Ответьте по фрагменту о телефоне и письмах:
(a) Какой пример «телеграфного стиля» приводится во фрагменте?
(b) Что, согласно фрагменту, слышит человек, когда думает?
(c) Что перестало делать первое поколение, выросшее в эпоху массовой телефонизации?

**ФРАГМЕНТ**
'''
Сингулярность. Образы постчеловечества (сборник) - Коллектив авторов 12 стр.


Что было дальше – известно. Изобрели телефон – средство мгновенной передачи живого человеческого голоса на расстояния, аналогичные почтовым. Возник конкурирующий канал передачи информации, пользоваться которым было проще и быстрее, и эпистолярный бум сошел на нет в течение тех же десяти-двадцати лет. Чуть раньше, кстати, изобрели телеграф – средство мгновенной доставки коротких текстовых сообщений (ну как тут не вспомнить нынешние SMS?), но канал был слишком "узким" (всего несколько слов в сообщении, знаменитый "телеграфный стиль" – ЛЮБЛЮ ЗПТ ЖЕНЮСЬ ТЧК). Поэтому предыдущий, эпистолярный расцвет "массового текстотворчества" похоронил именно телефон – как теперь сказали бы, первое мультимедийное средство, передававшее человеческую речь от источника к адресату именно в той модальности (звучащее слово), в которой она используется нами в быту. Более того – и это даже важнее, когда мы говорим о литературе – звучащее слово это именно та модальность, которой человек использует слово в процессе своего мышления. Когда человек думает, он ведь не видит перед собой написанного текста своих мыслей – он слышит свой "внутренний голос". Аналогичный "внутренний голос" слышит читатель, когда он "про себя" читает книгу. (Известны, конечно, техники скорочтения, которые как раз специально подавляют "внутренний голос", чтобы информация воспринималась непосредственно из текста. Это позволяет читать намного быстрее, но зато полностью убивает всякое эмоциональное восприятие прочитанного, так что к восприятию литературных произведений скорочтение отношения не имеет, и даже считается в этом смысле вредным.) Именно возможность передавать голос, с его интонациями и личными особенностями, напрямую слушателю, без посредства омертвляющего письменного текста (на написание которого ведь еще и времени тратится гораздо больше!) и сделал телефон столь популярным средством общения. Первое же поколение, выросшее в эпоху массовой телефонизации, решительно и бесповоротно перестало писать письма. Кстати, и "актуальная грамотность" (в смысле умения не только читать, но и качественно писать тексты) в этот момент радикально снизилась.
'''
(Списки элементов макета в рамках)
'''
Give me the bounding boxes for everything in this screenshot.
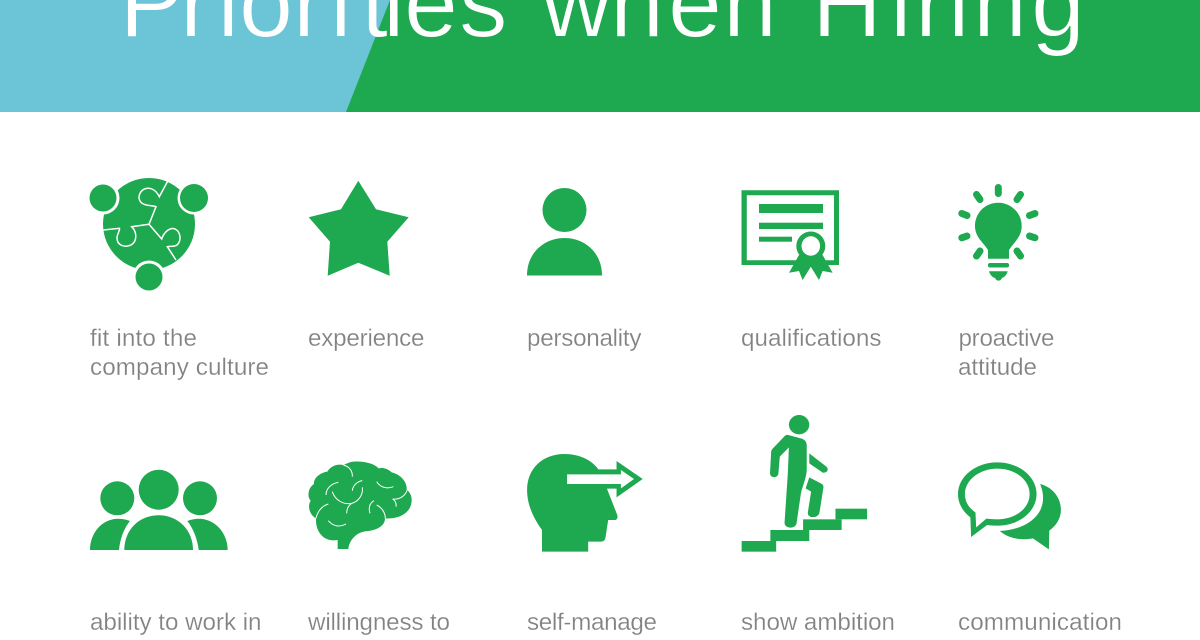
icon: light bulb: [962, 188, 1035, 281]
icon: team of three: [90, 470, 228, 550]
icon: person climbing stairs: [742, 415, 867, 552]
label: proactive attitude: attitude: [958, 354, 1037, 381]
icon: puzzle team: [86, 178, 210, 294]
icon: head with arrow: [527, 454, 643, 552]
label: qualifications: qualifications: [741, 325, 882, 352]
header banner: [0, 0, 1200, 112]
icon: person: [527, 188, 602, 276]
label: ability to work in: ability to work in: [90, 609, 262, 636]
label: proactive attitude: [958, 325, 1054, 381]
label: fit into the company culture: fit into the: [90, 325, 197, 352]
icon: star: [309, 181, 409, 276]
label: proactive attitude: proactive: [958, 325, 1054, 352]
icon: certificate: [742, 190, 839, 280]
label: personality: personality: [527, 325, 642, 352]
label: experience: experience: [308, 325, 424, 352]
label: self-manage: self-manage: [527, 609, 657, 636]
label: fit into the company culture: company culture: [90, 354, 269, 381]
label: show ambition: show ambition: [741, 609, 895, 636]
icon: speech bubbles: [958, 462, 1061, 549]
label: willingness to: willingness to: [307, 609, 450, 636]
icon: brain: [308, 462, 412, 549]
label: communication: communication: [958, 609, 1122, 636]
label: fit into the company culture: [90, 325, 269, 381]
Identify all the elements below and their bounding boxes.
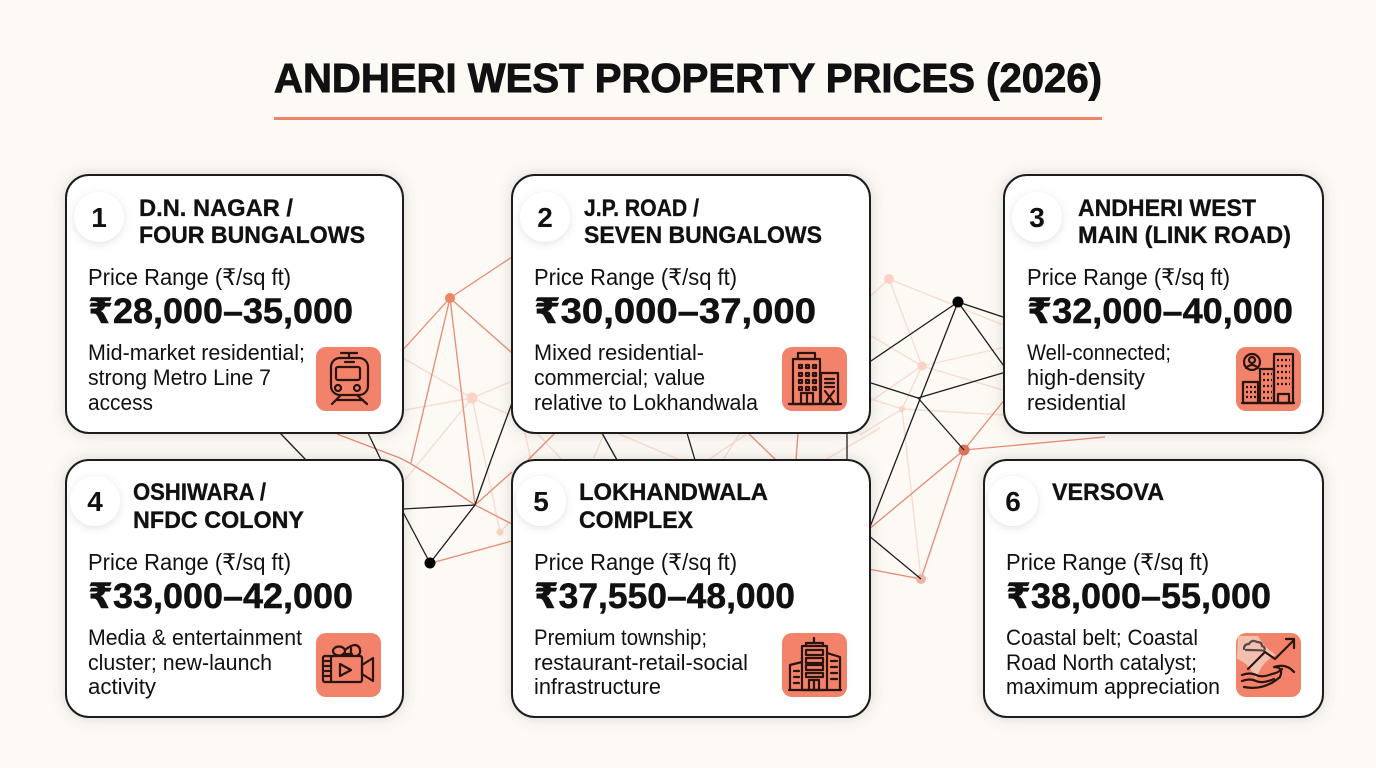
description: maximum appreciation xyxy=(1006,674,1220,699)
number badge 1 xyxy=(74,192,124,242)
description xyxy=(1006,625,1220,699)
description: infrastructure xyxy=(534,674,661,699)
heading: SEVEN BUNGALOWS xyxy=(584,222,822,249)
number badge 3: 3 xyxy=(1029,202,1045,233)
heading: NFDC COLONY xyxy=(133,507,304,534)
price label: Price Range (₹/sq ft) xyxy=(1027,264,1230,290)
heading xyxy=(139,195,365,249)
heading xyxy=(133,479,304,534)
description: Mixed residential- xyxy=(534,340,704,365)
'''
**ОЖИДАЕМЫЙ ОТВЕТ**
(a) В качестве примера приводится сообщение «ЛЮБЛЮ ЗПТ ЖЕНЮСЬ ТЧК».
(b) Когда человек думает, он слышит свой «внутренний голос».
(c) Это поколение решительно и бесповоротно перестало писать письма.